(WORK REQUIRED) Set out each line from the following listing that includes the word "EPÄLUOTETTAVA".

(STORED RECORDS)
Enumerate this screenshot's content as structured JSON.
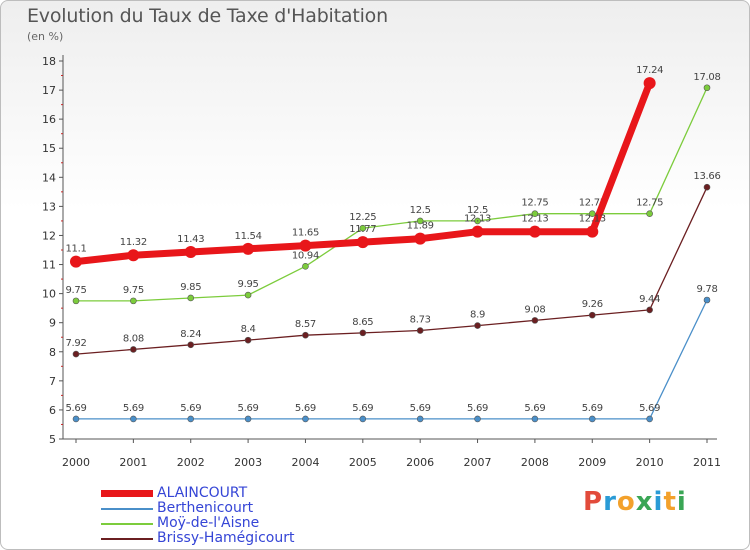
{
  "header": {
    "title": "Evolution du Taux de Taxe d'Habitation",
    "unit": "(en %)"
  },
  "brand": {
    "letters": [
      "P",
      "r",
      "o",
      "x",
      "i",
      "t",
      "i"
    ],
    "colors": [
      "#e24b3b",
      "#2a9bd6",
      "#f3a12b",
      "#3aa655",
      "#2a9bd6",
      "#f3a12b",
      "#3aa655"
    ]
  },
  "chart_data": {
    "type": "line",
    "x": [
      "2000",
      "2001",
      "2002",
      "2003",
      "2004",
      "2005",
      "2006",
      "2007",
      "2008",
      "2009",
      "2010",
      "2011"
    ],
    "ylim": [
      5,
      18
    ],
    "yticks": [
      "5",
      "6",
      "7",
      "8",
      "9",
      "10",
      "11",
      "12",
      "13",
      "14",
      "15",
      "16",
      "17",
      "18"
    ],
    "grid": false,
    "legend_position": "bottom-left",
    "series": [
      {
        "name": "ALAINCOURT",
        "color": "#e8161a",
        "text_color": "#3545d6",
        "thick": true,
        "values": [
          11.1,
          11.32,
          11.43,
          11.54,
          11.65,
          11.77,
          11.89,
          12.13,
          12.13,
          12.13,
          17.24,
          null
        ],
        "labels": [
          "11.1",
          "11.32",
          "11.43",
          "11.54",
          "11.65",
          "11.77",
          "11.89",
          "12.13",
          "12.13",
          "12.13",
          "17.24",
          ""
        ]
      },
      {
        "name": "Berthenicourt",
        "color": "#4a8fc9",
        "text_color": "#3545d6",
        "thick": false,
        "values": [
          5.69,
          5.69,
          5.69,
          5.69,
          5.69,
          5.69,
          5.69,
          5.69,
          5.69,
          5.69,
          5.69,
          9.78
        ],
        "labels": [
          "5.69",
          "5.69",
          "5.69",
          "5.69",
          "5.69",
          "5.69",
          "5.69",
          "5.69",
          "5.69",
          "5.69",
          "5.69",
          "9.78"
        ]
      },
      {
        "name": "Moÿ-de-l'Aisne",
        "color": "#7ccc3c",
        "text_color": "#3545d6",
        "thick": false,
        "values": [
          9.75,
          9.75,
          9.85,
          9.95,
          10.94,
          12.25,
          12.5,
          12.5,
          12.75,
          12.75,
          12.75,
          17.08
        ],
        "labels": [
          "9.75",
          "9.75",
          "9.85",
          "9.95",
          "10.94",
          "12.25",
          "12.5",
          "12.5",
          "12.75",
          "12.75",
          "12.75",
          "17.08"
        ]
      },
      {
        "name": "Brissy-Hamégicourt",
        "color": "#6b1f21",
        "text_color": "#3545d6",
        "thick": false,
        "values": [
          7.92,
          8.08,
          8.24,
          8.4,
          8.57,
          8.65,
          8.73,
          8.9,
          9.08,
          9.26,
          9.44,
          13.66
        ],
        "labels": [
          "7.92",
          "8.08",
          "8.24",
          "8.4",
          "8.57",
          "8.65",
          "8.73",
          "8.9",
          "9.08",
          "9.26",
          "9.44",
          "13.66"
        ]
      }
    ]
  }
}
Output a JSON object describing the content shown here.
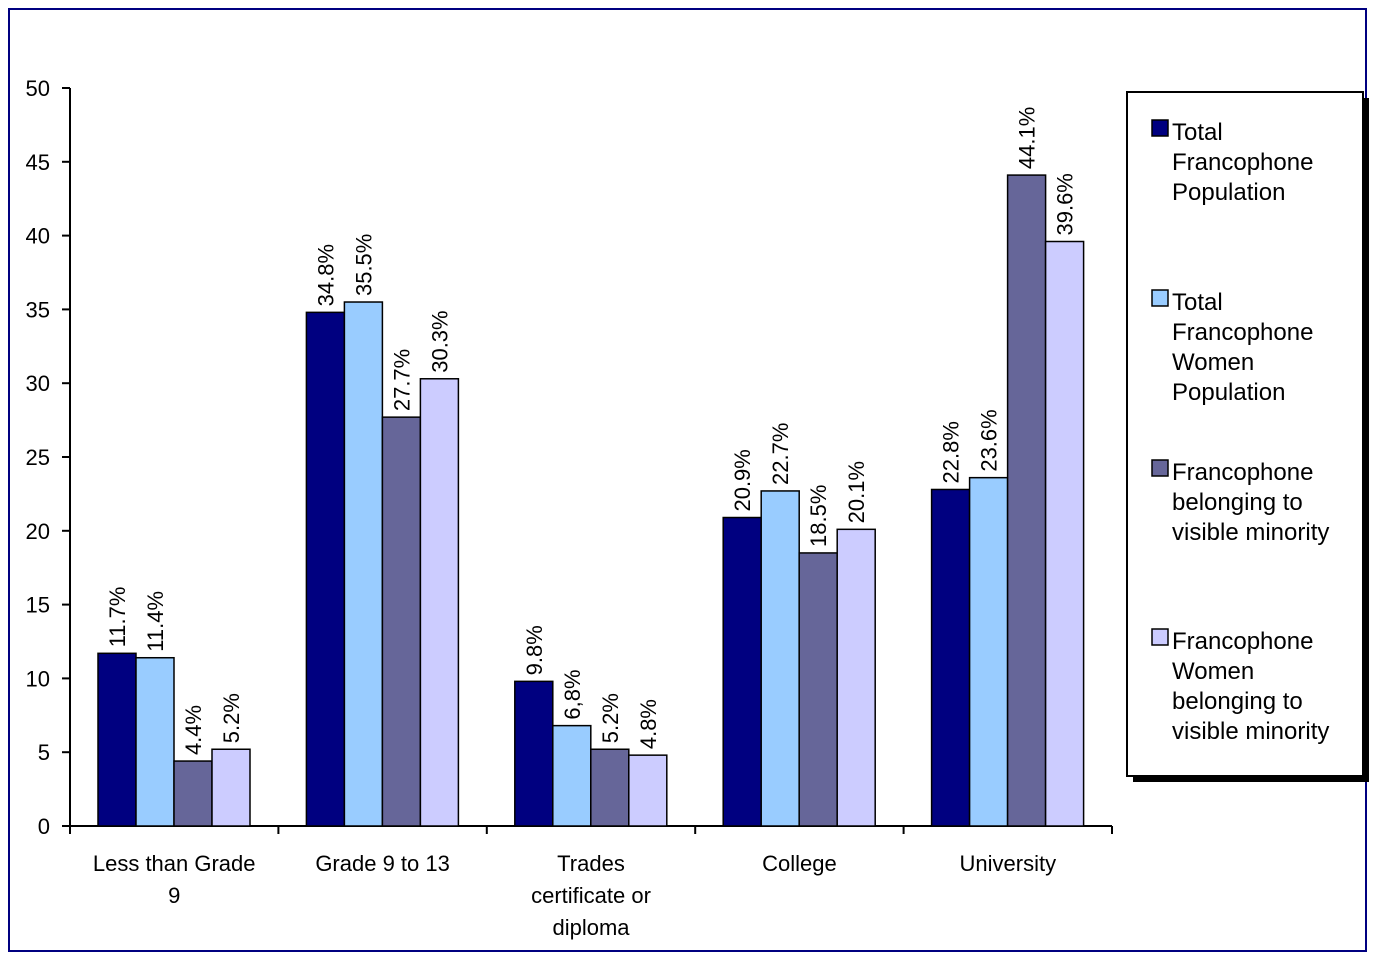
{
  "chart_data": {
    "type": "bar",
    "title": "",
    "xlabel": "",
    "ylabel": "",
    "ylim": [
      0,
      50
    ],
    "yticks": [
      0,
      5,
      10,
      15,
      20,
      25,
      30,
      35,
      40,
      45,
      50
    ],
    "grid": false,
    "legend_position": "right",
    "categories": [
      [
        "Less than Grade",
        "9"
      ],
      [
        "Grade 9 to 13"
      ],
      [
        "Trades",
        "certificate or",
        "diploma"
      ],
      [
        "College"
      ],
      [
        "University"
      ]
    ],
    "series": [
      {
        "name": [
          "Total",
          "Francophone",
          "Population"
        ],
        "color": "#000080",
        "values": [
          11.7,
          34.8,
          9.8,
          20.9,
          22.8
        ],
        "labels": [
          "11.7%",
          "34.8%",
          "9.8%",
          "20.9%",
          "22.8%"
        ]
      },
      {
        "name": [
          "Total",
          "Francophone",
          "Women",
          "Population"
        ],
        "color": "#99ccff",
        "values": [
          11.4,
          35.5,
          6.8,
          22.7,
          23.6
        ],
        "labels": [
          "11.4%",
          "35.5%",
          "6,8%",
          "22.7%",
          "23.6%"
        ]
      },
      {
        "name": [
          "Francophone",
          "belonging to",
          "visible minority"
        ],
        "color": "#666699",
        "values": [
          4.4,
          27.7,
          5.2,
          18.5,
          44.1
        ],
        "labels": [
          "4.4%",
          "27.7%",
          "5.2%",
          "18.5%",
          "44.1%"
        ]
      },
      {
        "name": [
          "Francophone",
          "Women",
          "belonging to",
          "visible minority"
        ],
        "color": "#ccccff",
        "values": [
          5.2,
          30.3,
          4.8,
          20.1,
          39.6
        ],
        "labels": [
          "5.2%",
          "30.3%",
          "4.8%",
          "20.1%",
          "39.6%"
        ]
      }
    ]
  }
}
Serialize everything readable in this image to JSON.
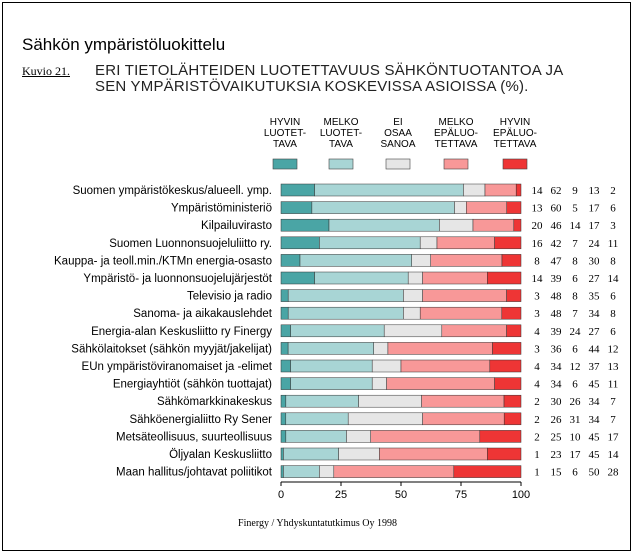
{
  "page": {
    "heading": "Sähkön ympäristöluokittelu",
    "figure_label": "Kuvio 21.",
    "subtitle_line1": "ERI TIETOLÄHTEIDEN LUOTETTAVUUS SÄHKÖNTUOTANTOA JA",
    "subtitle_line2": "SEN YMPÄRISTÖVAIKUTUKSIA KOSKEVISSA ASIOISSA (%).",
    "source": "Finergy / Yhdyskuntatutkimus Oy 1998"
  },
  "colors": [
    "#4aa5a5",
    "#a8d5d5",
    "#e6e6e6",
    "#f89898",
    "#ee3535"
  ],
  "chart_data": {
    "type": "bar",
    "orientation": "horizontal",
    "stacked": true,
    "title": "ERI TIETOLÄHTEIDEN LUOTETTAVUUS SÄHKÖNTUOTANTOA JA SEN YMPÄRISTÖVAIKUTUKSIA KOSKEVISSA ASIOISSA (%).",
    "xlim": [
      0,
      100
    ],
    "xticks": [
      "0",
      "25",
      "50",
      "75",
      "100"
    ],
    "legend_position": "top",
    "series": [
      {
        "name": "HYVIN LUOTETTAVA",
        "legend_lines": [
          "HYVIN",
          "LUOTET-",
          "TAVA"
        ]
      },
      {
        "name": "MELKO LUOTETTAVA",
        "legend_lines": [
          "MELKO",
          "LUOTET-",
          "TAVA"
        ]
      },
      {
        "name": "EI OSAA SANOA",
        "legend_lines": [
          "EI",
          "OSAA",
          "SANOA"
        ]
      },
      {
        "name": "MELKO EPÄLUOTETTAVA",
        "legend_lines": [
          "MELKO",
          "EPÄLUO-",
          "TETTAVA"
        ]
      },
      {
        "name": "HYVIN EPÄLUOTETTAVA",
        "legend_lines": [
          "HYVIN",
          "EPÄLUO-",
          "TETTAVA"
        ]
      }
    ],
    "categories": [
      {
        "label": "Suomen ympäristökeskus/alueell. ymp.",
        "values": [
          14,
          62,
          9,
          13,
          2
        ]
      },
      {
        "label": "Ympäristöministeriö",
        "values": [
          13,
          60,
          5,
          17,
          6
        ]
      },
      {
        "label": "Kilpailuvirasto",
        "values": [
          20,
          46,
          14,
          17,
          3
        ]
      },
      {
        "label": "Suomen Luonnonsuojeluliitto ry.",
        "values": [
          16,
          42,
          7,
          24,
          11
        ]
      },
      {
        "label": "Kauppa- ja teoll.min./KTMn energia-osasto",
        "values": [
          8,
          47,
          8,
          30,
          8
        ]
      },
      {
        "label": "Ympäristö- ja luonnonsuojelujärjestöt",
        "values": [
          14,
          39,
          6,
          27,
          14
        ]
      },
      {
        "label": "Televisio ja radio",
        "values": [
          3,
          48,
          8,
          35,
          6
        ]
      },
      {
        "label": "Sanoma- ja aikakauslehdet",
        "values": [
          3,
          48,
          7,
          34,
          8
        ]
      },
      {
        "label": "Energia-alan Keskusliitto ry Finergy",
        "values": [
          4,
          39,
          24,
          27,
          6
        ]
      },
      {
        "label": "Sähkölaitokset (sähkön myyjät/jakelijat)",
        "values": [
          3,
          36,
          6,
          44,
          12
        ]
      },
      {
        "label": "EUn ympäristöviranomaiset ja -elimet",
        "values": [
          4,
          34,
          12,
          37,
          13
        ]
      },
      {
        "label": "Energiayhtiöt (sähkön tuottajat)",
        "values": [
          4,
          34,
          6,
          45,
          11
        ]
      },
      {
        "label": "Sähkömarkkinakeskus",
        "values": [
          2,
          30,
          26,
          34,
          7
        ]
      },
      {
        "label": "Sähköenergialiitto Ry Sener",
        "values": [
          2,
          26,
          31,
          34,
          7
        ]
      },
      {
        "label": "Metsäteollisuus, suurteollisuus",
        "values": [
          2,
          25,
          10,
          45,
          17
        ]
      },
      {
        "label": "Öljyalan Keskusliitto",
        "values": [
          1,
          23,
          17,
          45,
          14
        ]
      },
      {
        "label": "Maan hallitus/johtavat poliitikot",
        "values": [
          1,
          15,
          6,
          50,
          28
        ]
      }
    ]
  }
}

(CORRECT RESULT)
        "name": "MELKO EPÄLUOTETTAVA",
        "name": "HYVIN EPÄLUOTETTAVA",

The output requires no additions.